#### [STATED TASK]
Images are excluded; otherwise, output every record exactly.

[Data records]
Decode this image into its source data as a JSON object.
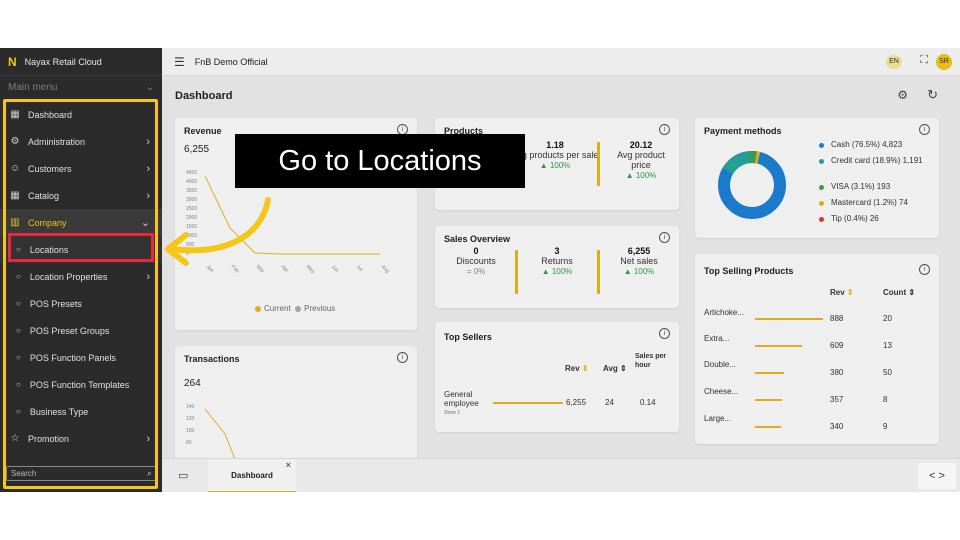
{
  "brand": {
    "logo": "N",
    "name": "Nayax Retail Cloud"
  },
  "sidebar": {
    "main_menu_label": "Main menu",
    "items": [
      {
        "label": "Dashboard",
        "icon": "dashboard-icon",
        "glyph": "▦"
      },
      {
        "label": "Administration",
        "icon": "admin-icon",
        "glyph": "⚙"
      },
      {
        "label": "Customers",
        "icon": "customers-icon",
        "glyph": "☺"
      },
      {
        "label": "Catalog",
        "icon": "catalog-icon",
        "glyph": "▦"
      },
      {
        "label": "Company",
        "icon": "company-icon",
        "glyph": "▥"
      }
    ],
    "sub_items": [
      {
        "label": "Locations"
      },
      {
        "label": "Location Properties"
      },
      {
        "label": "POS Presets"
      },
      {
        "label": "POS Preset Groups"
      },
      {
        "label": "POS Function Panels"
      },
      {
        "label": "POS Function Templates"
      },
      {
        "label": "Business Type"
      }
    ],
    "promotion": {
      "label": "Promotion",
      "icon": "star-icon",
      "glyph": "☆"
    },
    "search_placeholder": "Search"
  },
  "topbar": {
    "org": "FnB Demo Official",
    "lang": "EN",
    "avatar": "SR"
  },
  "page": {
    "title": "Dashboard"
  },
  "revenue": {
    "title": "Revenue",
    "total": "6,255",
    "y_ticks": [
      "4500",
      "4000",
      "3500",
      "3000",
      "2500",
      "2000",
      "1500",
      "1000",
      "500",
      "0"
    ],
    "months": [
      "Jan",
      "Feb",
      "Mar",
      "Apr",
      "May",
      "Jun",
      "Jul",
      "Aug"
    ],
    "legend_current": "Current",
    "legend_previous": "Previous"
  },
  "products": {
    "title": "Products",
    "avg_products": {
      "value": "1.18",
      "label": "Avg products per sale",
      "pct": "▲ 100%"
    },
    "avg_price": {
      "value": "20.12",
      "label": "Avg product price",
      "pct": "▲ 100%"
    }
  },
  "sales_overview": {
    "title": "Sales Overview",
    "discounts": {
      "value": "0",
      "label": "Discounts",
      "pct": "= 0%"
    },
    "returns": {
      "value": "3",
      "label": "Returns",
      "pct": "▲ 100%"
    },
    "net_sales": {
      "value": "6,255",
      "label": "Net sales",
      "pct": "▲ 100%"
    }
  },
  "top_sellers": {
    "title": "Top Sellers",
    "headers": {
      "rev": "Rev",
      "avg": "Avg",
      "sales_per_hour": "Sales per hour"
    },
    "row": {
      "name": "General employee",
      "store": "Store 1",
      "rev": "6,255",
      "avg": "24",
      "sph": "0.14"
    }
  },
  "payment_methods": {
    "title": "Payment methods",
    "items": [
      {
        "label": "Cash (76.5%) 4,823",
        "color": "#1e7fd6"
      },
      {
        "label": "Credit card (18.9%) 1,191",
        "color": "#26a69a"
      },
      {
        "label": "VISA (3.1%) 193",
        "color": "#43a047"
      },
      {
        "label": "Mastercard (1.2%) 74",
        "color": "#e4b620"
      },
      {
        "label": "Tip (0.4%) 26",
        "color": "#e53935"
      }
    ]
  },
  "top_products": {
    "title": "Top Selling Products",
    "headers": {
      "rev": "Rev",
      "count": "Count"
    },
    "rows": [
      {
        "name": "Artichoke...",
        "rev": "888",
        "count": "20"
      },
      {
        "name": "Extra...",
        "rev": "609",
        "count": "13"
      },
      {
        "name": "Double...",
        "rev": "380",
        "count": "50"
      },
      {
        "name": "Cheese...",
        "rev": "357",
        "count": "8"
      },
      {
        "name": "Large...",
        "rev": "340",
        "count": "9"
      }
    ]
  },
  "transactions": {
    "title": "Transactions",
    "total": "264",
    "y_ticks": [
      "140",
      "120",
      "100",
      "80"
    ]
  },
  "bottom": {
    "tab_label": "Dashboard",
    "close": "×",
    "nav": "< >"
  },
  "callout": {
    "text": "Go to Locations"
  },
  "colors": {
    "highlight": "#f5c518",
    "focus": "#e8283c",
    "accent": "#e4b620"
  }
}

#### [FINAL RESULT]
Decode this image into its source data as a JSON object.
{
  "brand": {
    "logo": "N",
    "name": "Nayax Retail Cloud"
  },
  "sidebar": {
    "main_menu_label": "Main menu",
    "items": [
      {
        "label": "Dashboard",
        "icon": "dashboard-icon",
        "glyph": "▦"
      },
      {
        "label": "Administration",
        "icon": "admin-icon",
        "glyph": "⚙"
      },
      {
        "label": "Customers",
        "icon": "customers-icon",
        "glyph": "☺"
      },
      {
        "label": "Catalog",
        "icon": "catalog-icon",
        "glyph": "▦"
      },
      {
        "label": "Company",
        "icon": "company-icon",
        "glyph": "▥"
      }
    ],
    "sub_items": [
      {
        "label": "Locations"
      },
      {
        "label": "Location Properties"
      },
      {
        "label": "POS Presets"
      },
      {
        "label": "POS Preset Groups"
      },
      {
        "label": "POS Function Panels"
      },
      {
        "label": "POS Function Templates"
      },
      {
        "label": "Business Type"
      }
    ],
    "promotion": {
      "label": "Promotion",
      "icon": "star-icon",
      "glyph": "☆"
    },
    "search_placeholder": "Search"
  },
  "topbar": {
    "org": "FnB Demo Official",
    "lang": "EN",
    "avatar": "SR"
  },
  "page": {
    "title": "Dashboard"
  },
  "revenue": {
    "title": "Revenue",
    "total": "6,255",
    "y_ticks": [
      "4500",
      "4000",
      "3500",
      "3000",
      "2500",
      "2000",
      "1500",
      "1000",
      "500",
      "0"
    ],
    "months": [
      "Jan",
      "Feb",
      "Mar",
      "Apr",
      "May",
      "Jun",
      "Jul",
      "Aug"
    ],
    "legend_current": "Current",
    "legend_previous": "Previous"
  },
  "products": {
    "title": "Products",
    "avg_products": {
      "value": "1.18",
      "label": "Avg products per sale",
      "pct": "▲ 100%"
    },
    "avg_price": {
      "value": "20.12",
      "label": "Avg product price",
      "pct": "▲ 100%"
    }
  },
  "sales_overview": {
    "title": "Sales Overview",
    "discounts": {
      "value": "0",
      "label": "Discounts",
      "pct": "= 0%"
    },
    "returns": {
      "value": "3",
      "label": "Returns",
      "pct": "▲ 100%"
    },
    "net_sales": {
      "value": "6,255",
      "label": "Net sales",
      "pct": "▲ 100%"
    }
  },
  "top_sellers": {
    "title": "Top Sellers",
    "headers": {
      "rev": "Rev",
      "avg": "Avg",
      "sales_per_hour": "Sales per hour"
    },
    "row": {
      "name": "General employee",
      "store": "Store 1",
      "rev": "6,255",
      "avg": "24",
      "sph": "0.14"
    }
  },
  "payment_methods": {
    "title": "Payment methods",
    "items": [
      {
        "label": "Cash (76.5%) 4,823",
        "color": "#1e7fd6"
      },
      {
        "label": "Credit card (18.9%) 1,191",
        "color": "#26a69a"
      },
      {
        "label": "VISA (3.1%) 193",
        "color": "#43a047"
      },
      {
        "label": "Mastercard (1.2%) 74",
        "color": "#e4b620"
      },
      {
        "label": "Tip (0.4%) 26",
        "color": "#e53935"
      }
    ]
  },
  "top_products": {
    "title": "Top Selling Products",
    "headers": {
      "rev": "Rev",
      "count": "Count"
    },
    "rows": [
      {
        "name": "Artichoke...",
        "rev": "888",
        "count": "20"
      },
      {
        "name": "Extra...",
        "rev": "609",
        "count": "13"
      },
      {
        "name": "Double...",
        "rev": "380",
        "count": "50"
      },
      {
        "name": "Cheese...",
        "rev": "357",
        "count": "8"
      },
      {
        "name": "Large...",
        "rev": "340",
        "count": "9"
      }
    ]
  },
  "transactions": {
    "title": "Transactions",
    "total": "264",
    "y_ticks": [
      "140",
      "120",
      "100",
      "80"
    ]
  },
  "bottom": {
    "tab_label": "Dashboard",
    "close": "×",
    "nav": "< >"
  },
  "callout": {
    "text": "Go to Locations"
  },
  "colors": {
    "highlight": "#f5c518",
    "focus": "#e8283c",
    "accent": "#e4b620"
  }
}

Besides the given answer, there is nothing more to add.